----- Entries supplied
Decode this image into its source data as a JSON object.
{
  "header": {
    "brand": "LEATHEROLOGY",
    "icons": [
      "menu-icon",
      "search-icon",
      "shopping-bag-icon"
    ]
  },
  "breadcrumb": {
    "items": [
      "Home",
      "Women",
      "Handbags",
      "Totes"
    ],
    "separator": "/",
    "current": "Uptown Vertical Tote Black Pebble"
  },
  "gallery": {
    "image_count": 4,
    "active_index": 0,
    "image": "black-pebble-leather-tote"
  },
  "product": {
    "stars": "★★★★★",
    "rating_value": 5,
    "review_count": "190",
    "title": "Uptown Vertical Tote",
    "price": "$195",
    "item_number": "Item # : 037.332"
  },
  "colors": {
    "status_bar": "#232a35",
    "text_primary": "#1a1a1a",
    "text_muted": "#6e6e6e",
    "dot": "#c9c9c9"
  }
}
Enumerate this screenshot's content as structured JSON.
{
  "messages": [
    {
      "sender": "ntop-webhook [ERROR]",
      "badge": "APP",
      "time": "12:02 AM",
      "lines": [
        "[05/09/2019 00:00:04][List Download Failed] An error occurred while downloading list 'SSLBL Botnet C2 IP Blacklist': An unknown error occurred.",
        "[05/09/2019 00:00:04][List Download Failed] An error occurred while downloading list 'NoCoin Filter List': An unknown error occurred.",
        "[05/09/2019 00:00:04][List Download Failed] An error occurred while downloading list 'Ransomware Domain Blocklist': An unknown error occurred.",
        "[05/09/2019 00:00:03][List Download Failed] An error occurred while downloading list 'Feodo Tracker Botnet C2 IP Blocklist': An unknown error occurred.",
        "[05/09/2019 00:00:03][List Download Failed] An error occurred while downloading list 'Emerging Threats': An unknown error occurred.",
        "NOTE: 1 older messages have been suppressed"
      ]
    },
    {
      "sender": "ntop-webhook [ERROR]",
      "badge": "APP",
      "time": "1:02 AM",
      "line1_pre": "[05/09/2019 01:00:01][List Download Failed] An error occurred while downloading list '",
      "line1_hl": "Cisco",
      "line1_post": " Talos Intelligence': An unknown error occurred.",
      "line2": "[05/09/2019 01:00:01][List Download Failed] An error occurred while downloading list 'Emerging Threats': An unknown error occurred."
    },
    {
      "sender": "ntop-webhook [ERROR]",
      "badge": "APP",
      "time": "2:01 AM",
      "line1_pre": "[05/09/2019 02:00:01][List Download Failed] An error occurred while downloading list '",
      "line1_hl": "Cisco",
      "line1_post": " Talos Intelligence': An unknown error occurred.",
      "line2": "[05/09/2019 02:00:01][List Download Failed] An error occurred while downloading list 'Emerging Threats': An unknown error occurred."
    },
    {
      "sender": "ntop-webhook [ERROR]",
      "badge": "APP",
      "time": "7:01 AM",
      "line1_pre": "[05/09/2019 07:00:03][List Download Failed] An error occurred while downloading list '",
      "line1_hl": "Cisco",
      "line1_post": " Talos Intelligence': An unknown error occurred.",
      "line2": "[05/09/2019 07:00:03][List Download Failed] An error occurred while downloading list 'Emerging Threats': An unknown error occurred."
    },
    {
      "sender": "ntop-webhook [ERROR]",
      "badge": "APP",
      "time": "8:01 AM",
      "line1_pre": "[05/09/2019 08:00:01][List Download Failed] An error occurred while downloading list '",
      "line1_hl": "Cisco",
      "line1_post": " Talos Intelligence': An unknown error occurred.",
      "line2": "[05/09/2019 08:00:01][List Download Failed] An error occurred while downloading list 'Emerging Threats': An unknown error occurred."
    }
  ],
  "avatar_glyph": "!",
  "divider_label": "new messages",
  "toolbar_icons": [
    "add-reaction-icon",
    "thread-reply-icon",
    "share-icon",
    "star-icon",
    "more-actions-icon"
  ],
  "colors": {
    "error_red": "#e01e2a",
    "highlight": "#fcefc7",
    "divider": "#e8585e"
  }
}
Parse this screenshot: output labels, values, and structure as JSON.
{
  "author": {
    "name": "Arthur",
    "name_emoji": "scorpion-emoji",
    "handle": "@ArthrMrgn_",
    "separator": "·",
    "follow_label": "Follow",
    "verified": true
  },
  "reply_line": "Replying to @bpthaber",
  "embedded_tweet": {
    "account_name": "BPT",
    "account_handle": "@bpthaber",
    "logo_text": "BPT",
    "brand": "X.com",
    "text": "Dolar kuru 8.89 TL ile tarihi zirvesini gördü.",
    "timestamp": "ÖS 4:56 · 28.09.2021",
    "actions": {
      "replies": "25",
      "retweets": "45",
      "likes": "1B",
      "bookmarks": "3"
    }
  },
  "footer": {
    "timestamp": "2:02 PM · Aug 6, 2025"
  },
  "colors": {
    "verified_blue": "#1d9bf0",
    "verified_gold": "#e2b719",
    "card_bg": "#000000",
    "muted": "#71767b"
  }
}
----------
Copy each line of the data exactly, leaving nothing out.

Decode this image into its source data as a JSON object.
{
  "header": {
    "brand": "LEATHEROLOGY",
    "icons": [
      "menu-icon",
      "search-icon",
      "shopping-bag-icon"
    ]
  },
  "breadcrumb": {
    "items": [
      "Home",
      "Women",
      "Handbags",
      "Totes"
    ],
    "separator": "/",
    "current": "Uptown Vertical Tote Black Pebble"
  },
  "gallery": {
    "image_count": 4,
    "active_index": 0,
    "image": "black-pebble-leather-tote"
  },
  "product": {
    "stars": "★★★★★",
    "rating_value": 5,
    "review_count": "190",
    "title": "Uptown Vertical Tote",
    "price": "$195",
    "item_number": "Item # : 037.332"
  },
  "colors": {
    "status_bar": "#232a35",
    "text_primary": "#1a1a1a",
    "text_muted": "#6e6e6e",
    "dot": "#c9c9c9"
  }
}
Enumerate this screenshot's content as structured JSON.
{
  "messages": [
    {
      "sender": "ntop-webhook [ERROR]",
      "badge": "APP",
      "time": "12:02 AM",
      "lines": [
        "[05/09/2019 00:00:04][List Download Failed] An error occurred while downloading list 'SSLBL Botnet C2 IP Blacklist': An unknown error occurred.",
        "[05/09/2019 00:00:04][List Download Failed] An error occurred while downloading list 'NoCoin Filter List': An unknown error occurred.",
        "[05/09/2019 00:00:04][List Download Failed] An error occurred while downloading list 'Ransomware Domain Blocklist': An unknown error occurred.",
        "[05/09/2019 00:00:03][List Download Failed] An error occurred while downloading list 'Feodo Tracker Botnet C2 IP Blocklist': An unknown error occurred.",
        "[05/09/2019 00:00:03][List Download Failed] An error occurred while downloading list 'Emerging Threats': An unknown error occurred.",
        "NOTE: 1 older messages have been suppressed"
      ]
    },
    {
      "sender": "ntop-webhook [ERROR]",
      "badge": "APP",
      "time": "1:02 AM",
      "line1_pre": "[05/09/2019 01:00:01][List Download Failed] An error occurred while downloading list '",
      "line1_hl": "Cisco",
      "line1_post": " Talos Intelligence': An unknown error occurred.",
      "line2": "[05/09/2019 01:00:01][List Download Failed] An error occurred while downloading list 'Emerging Threats': An unknown error occurred."
    },
    {
      "sender": "ntop-webhook [ERROR]",
      "badge": "APP",
      "time": "2:01 AM",
      "line1_pre": "[05/09/2019 02:00:01][List Download Failed] An error occurred while downloading list '",
      "line1_hl": "Cisco",
      "line1_post": " Talos Intelligence': An unknown error occurred.",
      "line2": "[05/09/2019 02:00:01][List Download Failed] An error occurred while downloading list 'Emerging Threats': An unknown error occurred."
    },
    {
      "sender": "ntop-webhook [ERROR]",
      "badge": "APP",
      "time": "7:01 AM",
      "line1_pre": "[05/09/2019 07:00:03][List Download Failed] An error occurred while downloading list '",
      "line1_hl": "Cisco",
      "line1_post": " Talos Intelligence': An unknown error occurred.",
      "line2": "[05/09/2019 07:00:03][List Download Failed] An error occurred while downloading list 'Emerging Threats': An unknown error occurred."
    },
    {
      "sender": "ntop-webhook [ERROR]",
      "badge": "APP",
      "time": "8:01 AM",
      "line1_pre": "[05/09/2019 08:00:01][List Download Failed] An error occurred while downloading list '",
      "line1_hl": "Cisco",
      "line1_post": " Talos Intelligence': An unknown error occurred.",
      "line2": "[05/09/2019 08:00:01][List Download Failed] An error occurred while downloading list 'Emerging Threats': An unknown error occurred."
    }
  ],
  "avatar_glyph": "!",
  "divider_label": "new messages",
  "toolbar_icons": [
    "add-reaction-icon",
    "thread-reply-icon",
    "share-icon",
    "star-icon",
    "more-actions-icon"
  ],
  "colors": {
    "error_red": "#e01e2a",
    "highlight": "#fcefc7",
    "divider": "#e8585e"
  }
}
Parse this screenshot: output labels, values, and structure as JSON.
{
  "author": {
    "name": "Arthur",
    "name_emoji": "scorpion-emoji",
    "handle": "@ArthrMrgn_",
    "separator": "·",
    "follow_label": "Follow",
    "verified": true
  },
  "reply_line": "Replying to @bpthaber",
  "embedded_tweet": {
    "account_name": "BPT",
    "account_handle": "@bpthaber",
    "logo_text": "BPT",
    "brand": "X.com",
    "text": "Dolar kuru 8.89 TL ile tarihi zirvesini gördü.",
    "timestamp": "ÖS 4:56 · 28.09.2021",
    "actions": {
      "replies": "25",
      "retweets": "45",
      "likes": "1B",
      "bookmarks": "3"
    }
  },
  "footer": {
    "timestamp": "2:02 PM · Aug 6, 2025"
  },
  "colors": {
    "verified_blue": "#1d9bf0",
    "verified_gold": "#e2b719",
    "card_bg": "#000000",
    "muted": "#71767b"
  }
}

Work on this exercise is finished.